>> Start

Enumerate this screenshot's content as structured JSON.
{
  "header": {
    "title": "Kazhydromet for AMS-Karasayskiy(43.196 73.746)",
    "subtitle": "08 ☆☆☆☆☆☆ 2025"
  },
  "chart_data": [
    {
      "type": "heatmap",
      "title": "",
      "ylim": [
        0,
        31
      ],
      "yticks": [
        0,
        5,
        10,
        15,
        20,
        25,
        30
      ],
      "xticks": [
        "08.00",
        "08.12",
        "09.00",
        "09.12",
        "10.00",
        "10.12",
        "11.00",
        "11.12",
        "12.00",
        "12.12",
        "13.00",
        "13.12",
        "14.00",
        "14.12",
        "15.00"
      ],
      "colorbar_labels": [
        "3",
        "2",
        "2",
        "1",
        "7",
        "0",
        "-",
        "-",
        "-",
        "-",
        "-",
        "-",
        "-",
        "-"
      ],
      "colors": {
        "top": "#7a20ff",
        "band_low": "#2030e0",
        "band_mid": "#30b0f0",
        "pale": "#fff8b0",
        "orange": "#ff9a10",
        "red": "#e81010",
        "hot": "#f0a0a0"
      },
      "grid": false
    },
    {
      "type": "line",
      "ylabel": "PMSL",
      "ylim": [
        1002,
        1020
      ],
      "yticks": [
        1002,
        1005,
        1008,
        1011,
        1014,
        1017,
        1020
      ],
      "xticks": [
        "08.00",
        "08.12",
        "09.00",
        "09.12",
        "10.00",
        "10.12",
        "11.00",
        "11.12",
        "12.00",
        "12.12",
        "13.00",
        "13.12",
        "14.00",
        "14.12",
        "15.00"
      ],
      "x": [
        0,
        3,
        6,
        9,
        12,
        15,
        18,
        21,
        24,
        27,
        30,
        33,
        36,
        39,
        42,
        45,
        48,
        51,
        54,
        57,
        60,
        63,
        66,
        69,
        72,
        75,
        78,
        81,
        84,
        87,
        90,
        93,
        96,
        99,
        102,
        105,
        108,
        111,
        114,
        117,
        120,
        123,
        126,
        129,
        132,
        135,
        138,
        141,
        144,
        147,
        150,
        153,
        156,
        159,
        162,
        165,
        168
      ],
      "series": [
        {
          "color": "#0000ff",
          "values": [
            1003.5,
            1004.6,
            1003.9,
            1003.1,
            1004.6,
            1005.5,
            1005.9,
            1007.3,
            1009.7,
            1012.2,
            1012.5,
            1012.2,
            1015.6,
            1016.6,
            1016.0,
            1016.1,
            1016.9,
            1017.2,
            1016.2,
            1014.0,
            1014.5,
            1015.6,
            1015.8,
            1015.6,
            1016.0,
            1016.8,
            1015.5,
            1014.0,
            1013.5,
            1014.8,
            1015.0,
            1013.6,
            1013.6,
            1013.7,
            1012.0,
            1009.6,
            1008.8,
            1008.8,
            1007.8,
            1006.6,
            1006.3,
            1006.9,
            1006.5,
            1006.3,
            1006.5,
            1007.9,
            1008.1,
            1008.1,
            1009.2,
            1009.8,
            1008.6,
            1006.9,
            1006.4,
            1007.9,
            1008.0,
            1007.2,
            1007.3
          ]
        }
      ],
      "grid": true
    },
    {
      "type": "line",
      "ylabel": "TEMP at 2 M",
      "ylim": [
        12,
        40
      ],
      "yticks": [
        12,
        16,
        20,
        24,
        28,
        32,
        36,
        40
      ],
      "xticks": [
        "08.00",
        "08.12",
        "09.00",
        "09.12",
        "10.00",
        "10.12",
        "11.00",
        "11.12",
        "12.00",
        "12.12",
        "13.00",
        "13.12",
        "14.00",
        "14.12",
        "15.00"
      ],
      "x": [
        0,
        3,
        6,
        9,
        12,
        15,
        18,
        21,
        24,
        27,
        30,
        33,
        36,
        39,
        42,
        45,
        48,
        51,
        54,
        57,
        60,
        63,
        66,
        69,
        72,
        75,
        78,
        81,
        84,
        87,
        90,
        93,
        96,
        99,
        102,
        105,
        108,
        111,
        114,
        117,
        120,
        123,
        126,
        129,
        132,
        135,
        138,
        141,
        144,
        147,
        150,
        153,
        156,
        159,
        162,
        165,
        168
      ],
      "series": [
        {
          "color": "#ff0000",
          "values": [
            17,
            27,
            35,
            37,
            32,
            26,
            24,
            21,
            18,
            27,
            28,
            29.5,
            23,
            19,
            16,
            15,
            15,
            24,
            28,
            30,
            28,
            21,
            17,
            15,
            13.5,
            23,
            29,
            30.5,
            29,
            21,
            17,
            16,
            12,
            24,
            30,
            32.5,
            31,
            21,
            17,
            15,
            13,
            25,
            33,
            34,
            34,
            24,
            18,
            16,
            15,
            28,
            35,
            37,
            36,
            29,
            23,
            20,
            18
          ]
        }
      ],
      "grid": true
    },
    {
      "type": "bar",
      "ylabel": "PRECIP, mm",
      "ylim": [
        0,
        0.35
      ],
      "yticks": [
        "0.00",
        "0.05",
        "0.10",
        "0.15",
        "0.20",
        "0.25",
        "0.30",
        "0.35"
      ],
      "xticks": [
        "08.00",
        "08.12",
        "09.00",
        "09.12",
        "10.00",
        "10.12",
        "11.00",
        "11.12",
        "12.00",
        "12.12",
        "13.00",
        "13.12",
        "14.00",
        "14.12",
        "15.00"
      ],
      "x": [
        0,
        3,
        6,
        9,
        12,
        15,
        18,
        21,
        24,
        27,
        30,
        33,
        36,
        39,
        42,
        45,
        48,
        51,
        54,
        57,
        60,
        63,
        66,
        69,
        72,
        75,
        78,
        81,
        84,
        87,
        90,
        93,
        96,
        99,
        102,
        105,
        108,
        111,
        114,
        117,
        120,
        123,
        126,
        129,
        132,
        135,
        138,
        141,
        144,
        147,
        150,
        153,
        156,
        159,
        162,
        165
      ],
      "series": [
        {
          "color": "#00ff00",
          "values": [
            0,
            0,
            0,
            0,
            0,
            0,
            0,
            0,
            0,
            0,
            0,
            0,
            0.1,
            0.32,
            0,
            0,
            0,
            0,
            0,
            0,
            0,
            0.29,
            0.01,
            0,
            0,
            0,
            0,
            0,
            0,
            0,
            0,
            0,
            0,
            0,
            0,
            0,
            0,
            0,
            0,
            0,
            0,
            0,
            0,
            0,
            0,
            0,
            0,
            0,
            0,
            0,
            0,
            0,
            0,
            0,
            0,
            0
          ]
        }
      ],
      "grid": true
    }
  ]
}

>> End

WHAT IS BEING ASKED
Reproduce the listing above word for word.

EXPECTED ANSWER
Enumerate this screenshot's content as structured JSON.
{
  "header": {
    "title": "Kazhydromet for AMS-Karasayskiy(43.196 73.746)",
    "subtitle": "08 ☆☆☆☆☆☆ 2025"
  },
  "chart_data": [
    {
      "type": "heatmap",
      "title": "",
      "ylim": [
        0,
        31
      ],
      "yticks": [
        0,
        5,
        10,
        15,
        20,
        25,
        30
      ],
      "xticks": [
        "08.00",
        "08.12",
        "09.00",
        "09.12",
        "10.00",
        "10.12",
        "11.00",
        "11.12",
        "12.00",
        "12.12",
        "13.00",
        "13.12",
        "14.00",
        "14.12",
        "15.00"
      ],
      "colorbar_labels": [
        "3",
        "2",
        "2",
        "1",
        "7",
        "0",
        "-",
        "-",
        "-",
        "-",
        "-",
        "-",
        "-",
        "-"
      ],
      "colors": {
        "top": "#7a20ff",
        "band_low": "#2030e0",
        "band_mid": "#30b0f0",
        "pale": "#fff8b0",
        "orange": "#ff9a10",
        "red": "#e81010",
        "hot": "#f0a0a0"
      },
      "grid": false
    },
    {
      "type": "line",
      "ylabel": "PMSL",
      "ylim": [
        1002,
        1020
      ],
      "yticks": [
        1002,
        1005,
        1008,
        1011,
        1014,
        1017,
        1020
      ],
      "xticks": [
        "08.00",
        "08.12",
        "09.00",
        "09.12",
        "10.00",
        "10.12",
        "11.00",
        "11.12",
        "12.00",
        "12.12",
        "13.00",
        "13.12",
        "14.00",
        "14.12",
        "15.00"
      ],
      "x": [
        0,
        3,
        6,
        9,
        12,
        15,
        18,
        21,
        24,
        27,
        30,
        33,
        36,
        39,
        42,
        45,
        48,
        51,
        54,
        57,
        60,
        63,
        66,
        69,
        72,
        75,
        78,
        81,
        84,
        87,
        90,
        93,
        96,
        99,
        102,
        105,
        108,
        111,
        114,
        117,
        120,
        123,
        126,
        129,
        132,
        135,
        138,
        141,
        144,
        147,
        150,
        153,
        156,
        159,
        162,
        165,
        168
      ],
      "series": [
        {
          "color": "#0000ff",
          "values": [
            1003.5,
            1004.6,
            1003.9,
            1003.1,
            1004.6,
            1005.5,
            1005.9,
            1007.3,
            1009.7,
            1012.2,
            1012.5,
            1012.2,
            1015.6,
            1016.6,
            1016.0,
            1016.1,
            1016.9,
            1017.2,
            1016.2,
            1014.0,
            1014.5,
            1015.6,
            1015.8,
            1015.6,
            1016.0,
            1016.8,
            1015.5,
            1014.0,
            1013.5,
            1014.8,
            1015.0,
            1013.6,
            1013.6,
            1013.7,
            1012.0,
            1009.6,
            1008.8,
            1008.8,
            1007.8,
            1006.6,
            1006.3,
            1006.9,
            1006.5,
            1006.3,
            1006.5,
            1007.9,
            1008.1,
            1008.1,
            1009.2,
            1009.8,
            1008.6,
            1006.9,
            1006.4,
            1007.9,
            1008.0,
            1007.2,
            1007.3
          ]
        }
      ],
      "grid": true
    },
    {
      "type": "line",
      "ylabel": "TEMP at 2 M",
      "ylim": [
        12,
        40
      ],
      "yticks": [
        12,
        16,
        20,
        24,
        28,
        32,
        36,
        40
      ],
      "xticks": [
        "08.00",
        "08.12",
        "09.00",
        "09.12",
        "10.00",
        "10.12",
        "11.00",
        "11.12",
        "12.00",
        "12.12",
        "13.00",
        "13.12",
        "14.00",
        "14.12",
        "15.00"
      ],
      "x": [
        0,
        3,
        6,
        9,
        12,
        15,
        18,
        21,
        24,
        27,
        30,
        33,
        36,
        39,
        42,
        45,
        48,
        51,
        54,
        57,
        60,
        63,
        66,
        69,
        72,
        75,
        78,
        81,
        84,
        87,
        90,
        93,
        96,
        99,
        102,
        105,
        108,
        111,
        114,
        117,
        120,
        123,
        126,
        129,
        132,
        135,
        138,
        141,
        144,
        147,
        150,
        153,
        156,
        159,
        162,
        165,
        168
      ],
      "series": [
        {
          "color": "#ff0000",
          "values": [
            17,
            27,
            35,
            37,
            32,
            26,
            24,
            21,
            18,
            27,
            28,
            29.5,
            23,
            19,
            16,
            15,
            15,
            24,
            28,
            30,
            28,
            21,
            17,
            15,
            13.5,
            23,
            29,
            30.5,
            29,
            21,
            17,
            16,
            12,
            24,
            30,
            32.5,
            31,
            21,
            17,
            15,
            13,
            25,
            33,
            34,
            34,
            24,
            18,
            16,
            15,
            28,
            35,
            37,
            36,
            29,
            23,
            20,
            18
          ]
        }
      ],
      "grid": true
    },
    {
      "type": "bar",
      "ylabel": "PRECIP, mm",
      "ylim": [
        0,
        0.35
      ],
      "yticks": [
        "0.00",
        "0.05",
        "0.10",
        "0.15",
        "0.20",
        "0.25",
        "0.30",
        "0.35"
      ],
      "xticks": [
        "08.00",
        "08.12",
        "09.00",
        "09.12",
        "10.00",
        "10.12",
        "11.00",
        "11.12",
        "12.00",
        "12.12",
        "13.00",
        "13.12",
        "14.00",
        "14.12",
        "15.00"
      ],
      "x": [
        0,
        3,
        6,
        9,
        12,
        15,
        18,
        21,
        24,
        27,
        30,
        33,
        36,
        39,
        42,
        45,
        48,
        51,
        54,
        57,
        60,
        63,
        66,
        69,
        72,
        75,
        78,
        81,
        84,
        87,
        90,
        93,
        96,
        99,
        102,
        105,
        108,
        111,
        114,
        117,
        120,
        123,
        126,
        129,
        132,
        135,
        138,
        141,
        144,
        147,
        150,
        153,
        156,
        159,
        162,
        165
      ],
      "series": [
        {
          "color": "#00ff00",
          "values": [
            0,
            0,
            0,
            0,
            0,
            0,
            0,
            0,
            0,
            0,
            0,
            0,
            0.1,
            0.32,
            0,
            0,
            0,
            0,
            0,
            0,
            0,
            0.29,
            0.01,
            0,
            0,
            0,
            0,
            0,
            0,
            0,
            0,
            0,
            0,
            0,
            0,
            0,
            0,
            0,
            0,
            0,
            0,
            0,
            0,
            0,
            0,
            0,
            0,
            0,
            0,
            0,
            0,
            0,
            0,
            0,
            0,
            0
          ]
        }
      ],
      "grid": true
    }
  ]
}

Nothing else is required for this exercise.